» Directions for this task: Print the records again, character for character.

(Items from a dataset)
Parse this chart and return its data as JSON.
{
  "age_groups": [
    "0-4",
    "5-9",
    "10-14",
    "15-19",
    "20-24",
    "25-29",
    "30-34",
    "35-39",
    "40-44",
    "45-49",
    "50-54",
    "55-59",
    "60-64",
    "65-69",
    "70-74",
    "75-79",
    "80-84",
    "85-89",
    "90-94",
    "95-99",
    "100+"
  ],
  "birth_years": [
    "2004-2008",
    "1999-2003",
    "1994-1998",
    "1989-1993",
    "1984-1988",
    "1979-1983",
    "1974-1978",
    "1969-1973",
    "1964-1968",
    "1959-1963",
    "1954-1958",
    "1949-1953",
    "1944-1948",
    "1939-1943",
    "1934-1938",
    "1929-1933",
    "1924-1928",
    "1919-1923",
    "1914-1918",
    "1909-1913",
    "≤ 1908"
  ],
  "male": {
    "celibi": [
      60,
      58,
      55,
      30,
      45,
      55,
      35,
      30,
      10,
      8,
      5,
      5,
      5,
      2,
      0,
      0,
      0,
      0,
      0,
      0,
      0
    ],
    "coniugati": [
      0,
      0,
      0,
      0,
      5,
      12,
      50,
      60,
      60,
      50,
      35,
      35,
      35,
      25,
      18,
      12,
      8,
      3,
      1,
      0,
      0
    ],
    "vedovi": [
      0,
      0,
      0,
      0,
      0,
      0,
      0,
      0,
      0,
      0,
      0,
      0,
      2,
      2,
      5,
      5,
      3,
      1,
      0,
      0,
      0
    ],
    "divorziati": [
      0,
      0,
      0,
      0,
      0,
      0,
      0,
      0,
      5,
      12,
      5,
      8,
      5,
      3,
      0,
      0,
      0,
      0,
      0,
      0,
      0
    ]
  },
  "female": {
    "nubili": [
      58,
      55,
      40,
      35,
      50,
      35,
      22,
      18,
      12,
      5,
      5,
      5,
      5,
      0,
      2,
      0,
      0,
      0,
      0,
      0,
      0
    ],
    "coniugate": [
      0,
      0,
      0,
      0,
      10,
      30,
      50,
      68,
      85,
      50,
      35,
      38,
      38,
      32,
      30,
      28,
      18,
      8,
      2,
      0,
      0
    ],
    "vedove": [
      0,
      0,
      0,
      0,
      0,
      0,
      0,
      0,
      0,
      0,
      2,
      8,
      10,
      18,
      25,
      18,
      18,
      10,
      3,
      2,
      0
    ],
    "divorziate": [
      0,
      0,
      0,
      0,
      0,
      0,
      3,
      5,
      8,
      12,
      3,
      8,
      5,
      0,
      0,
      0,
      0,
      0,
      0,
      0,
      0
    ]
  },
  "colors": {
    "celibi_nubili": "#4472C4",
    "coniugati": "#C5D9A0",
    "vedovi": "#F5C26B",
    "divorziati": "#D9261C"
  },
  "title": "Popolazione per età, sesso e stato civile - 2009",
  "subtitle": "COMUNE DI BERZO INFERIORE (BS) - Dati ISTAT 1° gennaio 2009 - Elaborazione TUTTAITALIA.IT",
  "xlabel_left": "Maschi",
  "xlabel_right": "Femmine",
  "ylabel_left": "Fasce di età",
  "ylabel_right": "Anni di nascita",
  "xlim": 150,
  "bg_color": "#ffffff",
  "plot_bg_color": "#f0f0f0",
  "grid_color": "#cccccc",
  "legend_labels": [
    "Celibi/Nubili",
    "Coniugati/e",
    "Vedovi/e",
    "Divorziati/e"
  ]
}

» Expected output:
Parse this chart and return its data as JSON.
{
  "age_groups": [
    "0-4",
    "5-9",
    "10-14",
    "15-19",
    "20-24",
    "25-29",
    "30-34",
    "35-39",
    "40-44",
    "45-49",
    "50-54",
    "55-59",
    "60-64",
    "65-69",
    "70-74",
    "75-79",
    "80-84",
    "85-89",
    "90-94",
    "95-99",
    "100+"
  ],
  "birth_years": [
    "2004-2008",
    "1999-2003",
    "1994-1998",
    "1989-1993",
    "1984-1988",
    "1979-1983",
    "1974-1978",
    "1969-1973",
    "1964-1968",
    "1959-1963",
    "1954-1958",
    "1949-1953",
    "1944-1948",
    "1939-1943",
    "1934-1938",
    "1929-1933",
    "1924-1928",
    "1919-1923",
    "1914-1918",
    "1909-1913",
    "≤ 1908"
  ],
  "male": {
    "celibi": [
      60,
      58,
      55,
      30,
      45,
      55,
      35,
      30,
      10,
      8,
      5,
      5,
      5,
      2,
      0,
      0,
      0,
      0,
      0,
      0,
      0
    ],
    "coniugati": [
      0,
      0,
      0,
      0,
      5,
      12,
      50,
      60,
      60,
      50,
      35,
      35,
      35,
      25,
      18,
      12,
      8,
      3,
      1,
      0,
      0
    ],
    "vedovi": [
      0,
      0,
      0,
      0,
      0,
      0,
      0,
      0,
      0,
      0,
      0,
      0,
      2,
      2,
      5,
      5,
      3,
      1,
      0,
      0,
      0
    ],
    "divorziati": [
      0,
      0,
      0,
      0,
      0,
      0,
      0,
      0,
      5,
      12,
      5,
      8,
      5,
      3,
      0,
      0,
      0,
      0,
      0,
      0,
      0
    ]
  },
  "female": {
    "nubili": [
      58,
      55,
      40,
      35,
      50,
      35,
      22,
      18,
      12,
      5,
      5,
      5,
      5,
      0,
      2,
      0,
      0,
      0,
      0,
      0,
      0
    ],
    "coniugate": [
      0,
      0,
      0,
      0,
      10,
      30,
      50,
      68,
      85,
      50,
      35,
      38,
      38,
      32,
      30,
      28,
      18,
      8,
      2,
      0,
      0
    ],
    "vedove": [
      0,
      0,
      0,
      0,
      0,
      0,
      0,
      0,
      0,
      0,
      2,
      8,
      10,
      18,
      25,
      18,
      18,
      10,
      3,
      2,
      0
    ],
    "divorziate": [
      0,
      0,
      0,
      0,
      0,
      0,
      3,
      5,
      8,
      12,
      3,
      8,
      5,
      0,
      0,
      0,
      0,
      0,
      0,
      0,
      0
    ]
  },
  "colors": {
    "celibi_nubili": "#4472C4",
    "coniugati": "#C5D9A0",
    "vedovi": "#F5C26B",
    "divorziati": "#D9261C"
  },
  "title": "Popolazione per età, sesso e stato civile - 2009",
  "subtitle": "COMUNE DI BERZO INFERIORE (BS) - Dati ISTAT 1° gennaio 2009 - Elaborazione TUTTAITALIA.IT",
  "xlabel_left": "Maschi",
  "xlabel_right": "Femmine",
  "ylabel_left": "Fasce di età",
  "ylabel_right": "Anni di nascita",
  "xlim": 150,
  "bg_color": "#ffffff",
  "plot_bg_color": "#f0f0f0",
  "grid_color": "#cccccc",
  "legend_labels": [
    "Celibi/Nubili",
    "Coniugati/e",
    "Vedovi/e",
    "Divorziati/e"
  ]
}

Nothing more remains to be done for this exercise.